Problem
Omit the pictures, then reproduce every remaining record exactly.

# Records for the task start

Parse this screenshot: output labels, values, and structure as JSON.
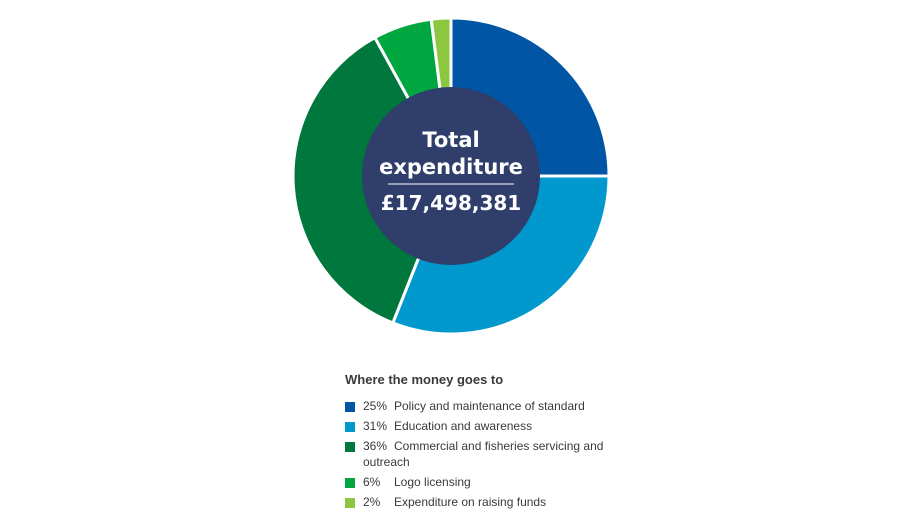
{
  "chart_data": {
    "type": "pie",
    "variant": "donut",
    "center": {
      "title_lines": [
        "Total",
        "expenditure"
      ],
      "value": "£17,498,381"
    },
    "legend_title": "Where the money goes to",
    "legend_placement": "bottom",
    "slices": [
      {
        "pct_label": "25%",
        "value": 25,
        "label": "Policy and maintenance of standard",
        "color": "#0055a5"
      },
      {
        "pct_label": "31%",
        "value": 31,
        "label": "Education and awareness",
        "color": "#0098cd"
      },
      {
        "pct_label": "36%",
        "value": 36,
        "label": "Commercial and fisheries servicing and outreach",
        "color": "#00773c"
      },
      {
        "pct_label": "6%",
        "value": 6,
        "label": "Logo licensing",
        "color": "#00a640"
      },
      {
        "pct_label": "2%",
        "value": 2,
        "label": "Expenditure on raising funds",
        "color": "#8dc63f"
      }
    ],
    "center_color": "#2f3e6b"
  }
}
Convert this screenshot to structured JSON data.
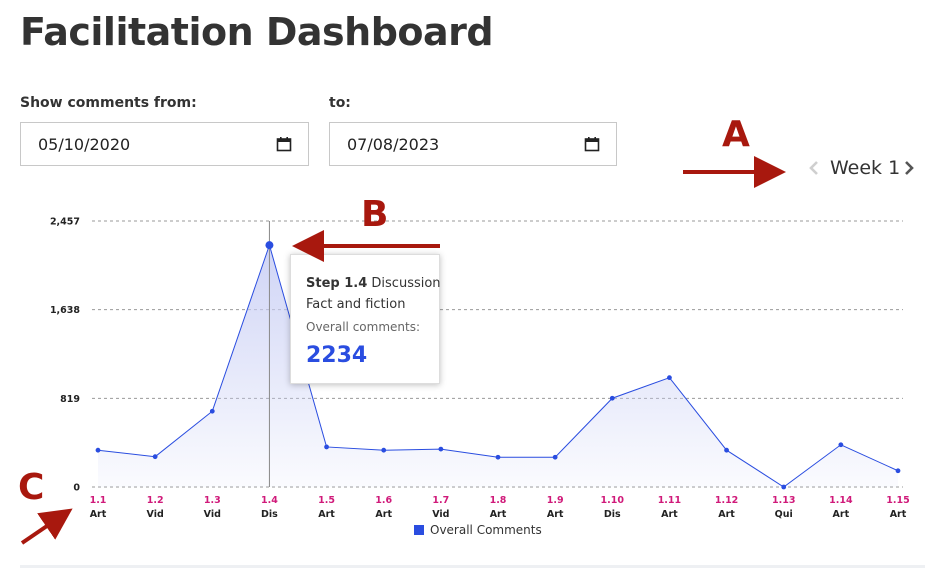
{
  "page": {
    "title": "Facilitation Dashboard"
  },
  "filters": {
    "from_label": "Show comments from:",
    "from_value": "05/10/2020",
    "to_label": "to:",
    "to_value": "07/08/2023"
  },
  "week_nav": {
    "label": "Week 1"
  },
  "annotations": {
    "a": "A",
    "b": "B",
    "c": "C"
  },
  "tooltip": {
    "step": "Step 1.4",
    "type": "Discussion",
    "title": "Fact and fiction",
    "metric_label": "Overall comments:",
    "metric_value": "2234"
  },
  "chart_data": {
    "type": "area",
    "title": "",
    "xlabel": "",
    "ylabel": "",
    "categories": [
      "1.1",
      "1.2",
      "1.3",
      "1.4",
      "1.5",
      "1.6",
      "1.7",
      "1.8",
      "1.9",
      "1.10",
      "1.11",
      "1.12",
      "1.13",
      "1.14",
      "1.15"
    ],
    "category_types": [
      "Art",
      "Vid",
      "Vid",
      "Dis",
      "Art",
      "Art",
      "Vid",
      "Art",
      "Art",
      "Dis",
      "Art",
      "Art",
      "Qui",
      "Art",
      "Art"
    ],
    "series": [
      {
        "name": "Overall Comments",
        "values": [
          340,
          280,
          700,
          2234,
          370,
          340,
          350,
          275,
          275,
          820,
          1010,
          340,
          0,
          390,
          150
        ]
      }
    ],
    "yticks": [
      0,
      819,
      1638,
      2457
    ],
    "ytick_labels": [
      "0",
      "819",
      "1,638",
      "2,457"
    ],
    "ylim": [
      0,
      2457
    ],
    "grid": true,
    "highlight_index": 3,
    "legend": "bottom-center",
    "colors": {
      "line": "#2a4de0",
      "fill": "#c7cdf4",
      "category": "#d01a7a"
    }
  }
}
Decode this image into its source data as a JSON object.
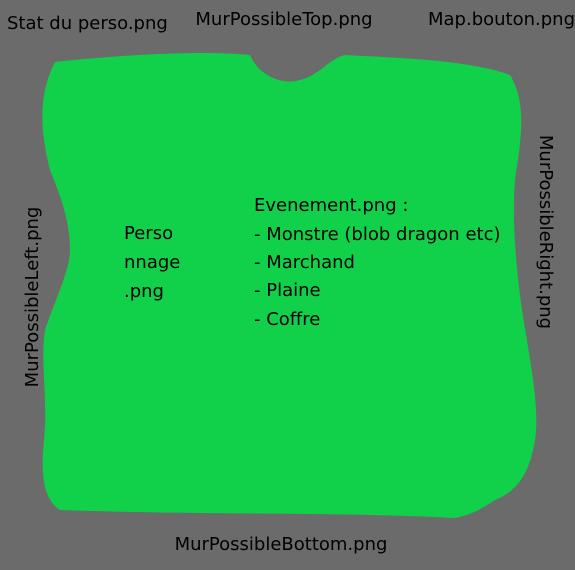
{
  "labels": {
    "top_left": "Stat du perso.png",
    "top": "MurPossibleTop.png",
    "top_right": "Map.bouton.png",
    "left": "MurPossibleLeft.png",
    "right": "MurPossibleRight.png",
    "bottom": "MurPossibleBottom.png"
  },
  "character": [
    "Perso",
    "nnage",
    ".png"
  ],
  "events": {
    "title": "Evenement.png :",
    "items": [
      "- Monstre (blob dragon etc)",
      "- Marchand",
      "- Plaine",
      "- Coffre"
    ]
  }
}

# Records for the task end

Reply to the exercise
Parse this screenshot: output labels, values, and structure as JSON.
{
  "chart_data": {
    "type": "pie",
    "variant": "donut",
    "center": {
      "title_lines": [
        "Total",
        "expenditure"
      ],
      "value": "£17,498,381"
    },
    "legend_title": "Where the money goes to",
    "legend_placement": "bottom",
    "slices": [
      {
        "pct_label": "25%",
        "value": 25,
        "label": "Policy and maintenance of standard",
        "color": "#0055a5"
      },
      {
        "pct_label": "31%",
        "value": 31,
        "label": "Education and awareness",
        "color": "#0098cd"
      },
      {
        "pct_label": "36%",
        "value": 36,
        "label": "Commercial and fisheries servicing and outreach",
        "color": "#00773c"
      },
      {
        "pct_label": "6%",
        "value": 6,
        "label": "Logo licensing",
        "color": "#00a640"
      },
      {
        "pct_label": "2%",
        "value": 2,
        "label": "Expenditure on raising funds",
        "color": "#8dc63f"
      }
    ],
    "center_color": "#2f3e6b"
  }
}
Convert this screenshot to structured JSON data.
{
  "page": {
    "title": "Facilitation Dashboard"
  },
  "filters": {
    "from_label": "Show comments from:",
    "from_value": "05/10/2020",
    "to_label": "to:",
    "to_value": "07/08/2023"
  },
  "week_nav": {
    "label": "Week 1"
  },
  "annotations": {
    "a": "A",
    "b": "B",
    "c": "C"
  },
  "tooltip": {
    "step": "Step 1.4",
    "type": "Discussion",
    "title": "Fact and fiction",
    "metric_label": "Overall comments:",
    "metric_value": "2234"
  },
  "chart_data": {
    "type": "area",
    "title": "",
    "xlabel": "",
    "ylabel": "",
    "categories": [
      "1.1",
      "1.2",
      "1.3",
      "1.4",
      "1.5",
      "1.6",
      "1.7",
      "1.8",
      "1.9",
      "1.10",
      "1.11",
      "1.12",
      "1.13",
      "1.14",
      "1.15"
    ],
    "category_types": [
      "Art",
      "Vid",
      "Vid",
      "Dis",
      "Art",
      "Art",
      "Vid",
      "Art",
      "Art",
      "Dis",
      "Art",
      "Art",
      "Qui",
      "Art",
      "Art"
    ],
    "series": [
      {
        "name": "Overall Comments",
        "values": [
          340,
          280,
          700,
          2234,
          370,
          340,
          350,
          275,
          275,
          820,
          1010,
          340,
          0,
          390,
          150
        ]
      }
    ],
    "yticks": [
      0,
      819,
      1638,
      2457
    ],
    "ytick_labels": [
      "0",
      "819",
      "1,638",
      "2,457"
    ],
    "ylim": [
      0,
      2457
    ],
    "grid": true,
    "highlight_index": 3,
    "legend": "bottom-center",
    "colors": {
      "line": "#2a4de0",
      "fill": "#c7cdf4",
      "category": "#d01a7a"
    }
  }
}
Decode this image into its source data as a JSON object.
{
  "labels": {
    "top_left": "Stat du perso.png",
    "top": "MurPossibleTop.png",
    "top_right": "Map.bouton.png",
    "left": "MurPossibleLeft.png",
    "right": "MurPossibleRight.png",
    "bottom": "MurPossibleBottom.png"
  },
  "character": [
    "Perso",
    "nnage",
    ".png"
  ],
  "events": {
    "title": "Evenement.png :",
    "items": [
      "- Monstre (blob dragon etc)",
      "- Marchand",
      "- Plaine",
      "- Coffre"
    ]
  }
}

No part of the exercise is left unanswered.